* **GIVEN REQUEST**
The exercise asks you to copy every line below in which "十四个坚持" appears.

---------------

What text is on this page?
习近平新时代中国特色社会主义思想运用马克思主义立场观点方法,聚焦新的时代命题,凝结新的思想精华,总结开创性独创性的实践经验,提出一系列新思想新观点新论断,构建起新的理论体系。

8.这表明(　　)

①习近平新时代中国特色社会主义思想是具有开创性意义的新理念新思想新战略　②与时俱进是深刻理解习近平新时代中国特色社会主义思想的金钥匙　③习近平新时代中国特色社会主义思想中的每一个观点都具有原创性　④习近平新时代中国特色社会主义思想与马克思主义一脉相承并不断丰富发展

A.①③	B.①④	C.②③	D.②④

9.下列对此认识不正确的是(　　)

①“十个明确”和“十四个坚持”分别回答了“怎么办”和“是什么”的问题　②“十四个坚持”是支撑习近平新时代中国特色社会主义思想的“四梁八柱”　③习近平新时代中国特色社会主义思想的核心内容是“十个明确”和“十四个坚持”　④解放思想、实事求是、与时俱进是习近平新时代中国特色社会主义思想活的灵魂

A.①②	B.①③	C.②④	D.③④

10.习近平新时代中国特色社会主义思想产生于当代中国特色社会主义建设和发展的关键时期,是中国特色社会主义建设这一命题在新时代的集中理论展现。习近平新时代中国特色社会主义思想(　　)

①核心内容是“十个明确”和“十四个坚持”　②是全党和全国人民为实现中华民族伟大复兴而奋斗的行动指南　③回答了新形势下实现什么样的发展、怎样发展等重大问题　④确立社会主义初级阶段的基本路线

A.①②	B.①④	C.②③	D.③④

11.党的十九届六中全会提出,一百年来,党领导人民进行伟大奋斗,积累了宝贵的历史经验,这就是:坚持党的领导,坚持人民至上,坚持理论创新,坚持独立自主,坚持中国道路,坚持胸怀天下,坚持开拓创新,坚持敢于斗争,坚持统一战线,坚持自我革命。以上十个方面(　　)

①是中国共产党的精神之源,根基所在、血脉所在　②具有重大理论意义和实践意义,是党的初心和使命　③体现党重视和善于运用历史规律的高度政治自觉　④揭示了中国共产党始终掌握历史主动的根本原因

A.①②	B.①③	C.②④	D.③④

---------------

* **RESPONSE**
①“十个明确”和“十四个坚持”分别回答了“怎么办”和“是什么”的问题　②“十四个坚持”是支撑习近平新时代中国特色社会主义思想的“四梁八柱”　③习近平新时代中国特色社会主义思想的核心内容是“十个明确”和“十四个坚持”　④解放思想、实事求是、与时俱进是习近平新时代中国特色社会主义思想活的灵魂
①核心内容是“十个明确”和“十四个坚持”　②是全党和全国人民为实现中华民族伟大复兴而奋斗的行动指南　③回答了新形势下实现什么样的发展、怎样发展等重大问题　④确立社会主义初级阶段的基本路线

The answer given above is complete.